(PROBLEM TO SOLVE): A faithful transcription of all the data is required.

╭─ DATA IN THIS EXERCISE

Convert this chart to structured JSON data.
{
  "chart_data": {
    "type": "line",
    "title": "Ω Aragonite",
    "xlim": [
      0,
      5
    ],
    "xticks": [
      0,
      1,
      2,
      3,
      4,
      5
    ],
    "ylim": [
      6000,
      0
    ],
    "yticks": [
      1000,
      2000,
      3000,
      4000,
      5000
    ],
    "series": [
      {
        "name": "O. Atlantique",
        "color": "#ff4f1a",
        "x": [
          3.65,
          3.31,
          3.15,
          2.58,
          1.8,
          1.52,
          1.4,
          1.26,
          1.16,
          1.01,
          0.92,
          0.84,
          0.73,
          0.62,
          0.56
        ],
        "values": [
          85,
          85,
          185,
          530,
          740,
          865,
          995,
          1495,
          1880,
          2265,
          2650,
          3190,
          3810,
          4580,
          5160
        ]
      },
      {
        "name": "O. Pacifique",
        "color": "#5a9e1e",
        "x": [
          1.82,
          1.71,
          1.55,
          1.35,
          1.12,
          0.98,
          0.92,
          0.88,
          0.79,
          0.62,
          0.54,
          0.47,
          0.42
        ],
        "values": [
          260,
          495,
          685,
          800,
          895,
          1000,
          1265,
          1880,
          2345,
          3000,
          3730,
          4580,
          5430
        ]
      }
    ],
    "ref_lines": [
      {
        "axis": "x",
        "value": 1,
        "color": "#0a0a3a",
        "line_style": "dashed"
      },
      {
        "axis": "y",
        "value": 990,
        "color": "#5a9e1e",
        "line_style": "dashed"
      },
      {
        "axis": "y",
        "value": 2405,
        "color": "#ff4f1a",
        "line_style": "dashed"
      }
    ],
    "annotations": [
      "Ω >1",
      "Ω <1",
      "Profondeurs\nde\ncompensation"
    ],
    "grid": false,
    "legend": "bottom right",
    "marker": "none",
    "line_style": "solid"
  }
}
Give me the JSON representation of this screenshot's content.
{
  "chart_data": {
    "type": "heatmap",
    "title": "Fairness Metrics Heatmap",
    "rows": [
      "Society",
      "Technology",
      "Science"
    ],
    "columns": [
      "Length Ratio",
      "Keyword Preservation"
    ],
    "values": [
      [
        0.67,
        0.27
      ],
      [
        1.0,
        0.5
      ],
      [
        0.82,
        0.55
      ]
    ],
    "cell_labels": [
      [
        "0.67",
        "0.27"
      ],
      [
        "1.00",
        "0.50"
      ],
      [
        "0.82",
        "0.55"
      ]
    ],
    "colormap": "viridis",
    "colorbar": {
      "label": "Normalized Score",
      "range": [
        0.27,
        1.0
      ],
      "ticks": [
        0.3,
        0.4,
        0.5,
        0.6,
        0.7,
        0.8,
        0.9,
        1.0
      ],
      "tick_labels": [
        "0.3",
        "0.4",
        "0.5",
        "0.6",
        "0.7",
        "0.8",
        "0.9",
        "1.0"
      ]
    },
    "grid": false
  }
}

╰─

(ANSWER TO THIS PROBLEM):
Convert this chart to structured JSON data.
{
  "chart_data": {
    "type": "line",
    "title": "Ω Aragonite",
    "xlim": [
      0,
      5
    ],
    "xticks": [
      0,
      1,
      2,
      3,
      4,
      5
    ],
    "ylim": [
      6000,
      0
    ],
    "yticks": [
      1000,
      2000,
      3000,
      4000,
      5000
    ],
    "series": [
      {
        "name": "O. Atlantique",
        "color": "#ff4f1a",
        "x": [
          3.65,
          3.31,
          3.15,
          2.58,
          1.8,
          1.52,
          1.4,
          1.26,
          1.16,
          1.01,
          0.92,
          0.84,
          0.73,
          0.62,
          0.56
        ],
        "values": [
          85,
          85,
          185,
          530,
          740,
          865,
          995,
          1495,
          1880,
          2265,
          2650,
          3190,
          3810,
          4580,
          5160
        ]
      },
      {
        "name": "O. Pacifique",
        "color": "#5a9e1e",
        "x": [
          1.82,
          1.71,
          1.55,
          1.35,
          1.12,
          0.98,
          0.92,
          0.88,
          0.79,
          0.62,
          0.54,
          0.47,
          0.42
        ],
        "values": [
          260,
          495,
          685,
          800,
          895,
          1000,
          1265,
          1880,
          2345,
          3000,
          3730,
          4580,
          5430
        ]
      }
    ],
    "ref_lines": [
      {
        "axis": "x",
        "value": 1,
        "color": "#0a0a3a",
        "line_style": "dashed"
      },
      {
        "axis": "y",
        "value": 990,
        "color": "#5a9e1e",
        "line_style": "dashed"
      },
      {
        "axis": "y",
        "value": 2405,
        "color": "#ff4f1a",
        "line_style": "dashed"
      }
    ],
    "annotations": [
      "Ω >1",
      "Ω <1",
      "Profondeurs\nde\ncompensation"
    ],
    "grid": false,
    "legend": "bottom right",
    "marker": "none",
    "line_style": "solid"
  }
}
Give me the JSON representation of this screenshot's content.
{
  "chart_data": {
    "type": "heatmap",
    "title": "Fairness Metrics Heatmap",
    "rows": [
      "Society",
      "Technology",
      "Science"
    ],
    "columns": [
      "Length Ratio",
      "Keyword Preservation"
    ],
    "values": [
      [
        0.67,
        0.27
      ],
      [
        1.0,
        0.5
      ],
      [
        0.82,
        0.55
      ]
    ],
    "cell_labels": [
      [
        "0.67",
        "0.27"
      ],
      [
        "1.00",
        "0.50"
      ],
      [
        "0.82",
        "0.55"
      ]
    ],
    "colormap": "viridis",
    "colorbar": {
      "label": "Normalized Score",
      "range": [
        0.27,
        1.0
      ],
      "ticks": [
        0.3,
        0.4,
        0.5,
        0.6,
        0.7,
        0.8,
        0.9,
        1.0
      ],
      "tick_labels": [
        "0.3",
        "0.4",
        "0.5",
        "0.6",
        "0.7",
        "0.8",
        "0.9",
        "1.0"
      ]
    },
    "grid": false
  }
}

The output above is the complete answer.